**Work to complete:**
Reproduce the following material exactly, including every line.

## START Input material

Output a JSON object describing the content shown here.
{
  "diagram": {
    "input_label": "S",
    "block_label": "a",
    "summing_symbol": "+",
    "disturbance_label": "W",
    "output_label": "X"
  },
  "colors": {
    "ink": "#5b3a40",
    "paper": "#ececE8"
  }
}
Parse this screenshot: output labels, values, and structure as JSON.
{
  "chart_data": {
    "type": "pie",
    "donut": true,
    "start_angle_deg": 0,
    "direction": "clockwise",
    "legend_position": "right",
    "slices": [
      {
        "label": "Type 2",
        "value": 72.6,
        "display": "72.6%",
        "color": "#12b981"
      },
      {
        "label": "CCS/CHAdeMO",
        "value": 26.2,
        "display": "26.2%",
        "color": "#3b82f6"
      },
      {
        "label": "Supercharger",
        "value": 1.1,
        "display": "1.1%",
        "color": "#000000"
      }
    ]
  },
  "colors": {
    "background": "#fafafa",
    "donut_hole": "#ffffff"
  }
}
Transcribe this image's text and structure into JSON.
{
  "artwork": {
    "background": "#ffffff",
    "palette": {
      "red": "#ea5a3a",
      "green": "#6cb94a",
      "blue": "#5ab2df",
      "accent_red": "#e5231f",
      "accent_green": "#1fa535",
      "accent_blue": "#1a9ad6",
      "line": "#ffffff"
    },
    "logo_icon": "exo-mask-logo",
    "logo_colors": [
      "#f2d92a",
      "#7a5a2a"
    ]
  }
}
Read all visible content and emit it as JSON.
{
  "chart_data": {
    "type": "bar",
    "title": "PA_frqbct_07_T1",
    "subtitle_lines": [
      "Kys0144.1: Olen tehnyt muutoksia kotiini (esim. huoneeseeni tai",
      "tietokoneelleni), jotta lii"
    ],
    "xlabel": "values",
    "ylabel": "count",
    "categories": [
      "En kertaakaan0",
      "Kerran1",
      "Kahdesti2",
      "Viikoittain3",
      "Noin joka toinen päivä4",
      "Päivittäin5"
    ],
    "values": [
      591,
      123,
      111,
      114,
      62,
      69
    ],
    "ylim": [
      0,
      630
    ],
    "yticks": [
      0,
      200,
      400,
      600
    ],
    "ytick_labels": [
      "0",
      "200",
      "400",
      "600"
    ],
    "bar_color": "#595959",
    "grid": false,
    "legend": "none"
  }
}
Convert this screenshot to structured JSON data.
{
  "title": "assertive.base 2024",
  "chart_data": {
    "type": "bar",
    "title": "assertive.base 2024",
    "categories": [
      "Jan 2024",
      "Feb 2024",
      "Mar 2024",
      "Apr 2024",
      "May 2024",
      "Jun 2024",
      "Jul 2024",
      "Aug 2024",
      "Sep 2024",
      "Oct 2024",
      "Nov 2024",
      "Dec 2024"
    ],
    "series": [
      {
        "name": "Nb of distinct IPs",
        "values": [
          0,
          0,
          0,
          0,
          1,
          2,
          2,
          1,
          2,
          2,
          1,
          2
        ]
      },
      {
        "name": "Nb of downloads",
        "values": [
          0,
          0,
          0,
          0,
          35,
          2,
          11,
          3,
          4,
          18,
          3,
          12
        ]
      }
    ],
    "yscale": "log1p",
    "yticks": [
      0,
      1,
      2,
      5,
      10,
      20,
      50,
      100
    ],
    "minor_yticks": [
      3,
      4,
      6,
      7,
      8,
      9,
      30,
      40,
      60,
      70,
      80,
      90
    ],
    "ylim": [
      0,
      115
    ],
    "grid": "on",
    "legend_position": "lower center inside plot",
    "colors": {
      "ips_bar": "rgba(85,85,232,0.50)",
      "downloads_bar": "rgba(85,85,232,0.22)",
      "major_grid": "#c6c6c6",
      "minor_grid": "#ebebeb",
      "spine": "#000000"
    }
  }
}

## END Input material

**Exercise solution:**
Output a JSON object describing the content shown here.
{
  "diagram": {
    "input_label": "S",
    "block_label": "a",
    "summing_symbol": "+",
    "disturbance_label": "W",
    "output_label": "X"
  },
  "colors": {
    "ink": "#5b3a40",
    "paper": "#ececE8"
  }
}
Parse this screenshot: output labels, values, and structure as JSON.
{
  "chart_data": {
    "type": "pie",
    "donut": true,
    "start_angle_deg": 0,
    "direction": "clockwise",
    "legend_position": "right",
    "slices": [
      {
        "label": "Type 2",
        "value": 72.6,
        "display": "72.6%",
        "color": "#12b981"
      },
      {
        "label": "CCS/CHAdeMO",
        "value": 26.2,
        "display": "26.2%",
        "color": "#3b82f6"
      },
      {
        "label": "Supercharger",
        "value": 1.1,
        "display": "1.1%",
        "color": "#000000"
      }
    ]
  },
  "colors": {
    "background": "#fafafa",
    "donut_hole": "#ffffff"
  }
}
Transcribe this image's text and structure into JSON.
{
  "artwork": {
    "background": "#ffffff",
    "palette": {
      "red": "#ea5a3a",
      "green": "#6cb94a",
      "blue": "#5ab2df",
      "accent_red": "#e5231f",
      "accent_green": "#1fa535",
      "accent_blue": "#1a9ad6",
      "line": "#ffffff"
    },
    "logo_icon": "exo-mask-logo",
    "logo_colors": [
      "#f2d92a",
      "#7a5a2a"
    ]
  }
}
Read all visible content and emit it as JSON.
{
  "chart_data": {
    "type": "bar",
    "title": "PA_frqbct_07_T1",
    "subtitle_lines": [
      "Kys0144.1: Olen tehnyt muutoksia kotiini (esim. huoneeseeni tai",
      "tietokoneelleni), jotta lii"
    ],
    "xlabel": "values",
    "ylabel": "count",
    "categories": [
      "En kertaakaan0",
      "Kerran1",
      "Kahdesti2",
      "Viikoittain3",
      "Noin joka toinen päivä4",
      "Päivittäin5"
    ],
    "values": [
      591,
      123,
      111,
      114,
      62,
      69
    ],
    "ylim": [
      0,
      630
    ],
    "yticks": [
      0,
      200,
      400,
      600
    ],
    "ytick_labels": [
      "0",
      "200",
      "400",
      "600"
    ],
    "bar_color": "#595959",
    "grid": false,
    "legend": "none"
  }
}
Convert this screenshot to structured JSON data.
{
  "title": "assertive.base 2024",
  "chart_data": {
    "type": "bar",
    "title": "assertive.base 2024",
    "categories": [
      "Jan 2024",
      "Feb 2024",
      "Mar 2024",
      "Apr 2024",
      "May 2024",
      "Jun 2024",
      "Jul 2024",
      "Aug 2024",
      "Sep 2024",
      "Oct 2024",
      "Nov 2024",
      "Dec 2024"
    ],
    "series": [
      {
        "name": "Nb of distinct IPs",
        "values": [
          0,
          0,
          0,
          0,
          1,
          2,
          2,
          1,
          2,
          2,
          1,
          2
        ]
      },
      {
        "name": "Nb of downloads",
        "values": [
          0,
          0,
          0,
          0,
          35,
          2,
          11,
          3,
          4,
          18,
          3,
          12
        ]
      }
    ],
    "yscale": "log1p",
    "yticks": [
      0,
      1,
      2,
      5,
      10,
      20,
      50,
      100
    ],
    "minor_yticks": [
      3,
      4,
      6,
      7,
      8,
      9,
      30,
      40,
      60,
      70,
      80,
      90
    ],
    "ylim": [
      0,
      115
    ],
    "grid": "on",
    "legend_position": "lower center inside plot",
    "colors": {
      "ips_bar": "rgba(85,85,232,0.50)",
      "downloads_bar": "rgba(85,85,232,0.22)",
      "major_grid": "#c6c6c6",
      "minor_grid": "#ebebeb",
      "spine": "#000000"
    }
  }
}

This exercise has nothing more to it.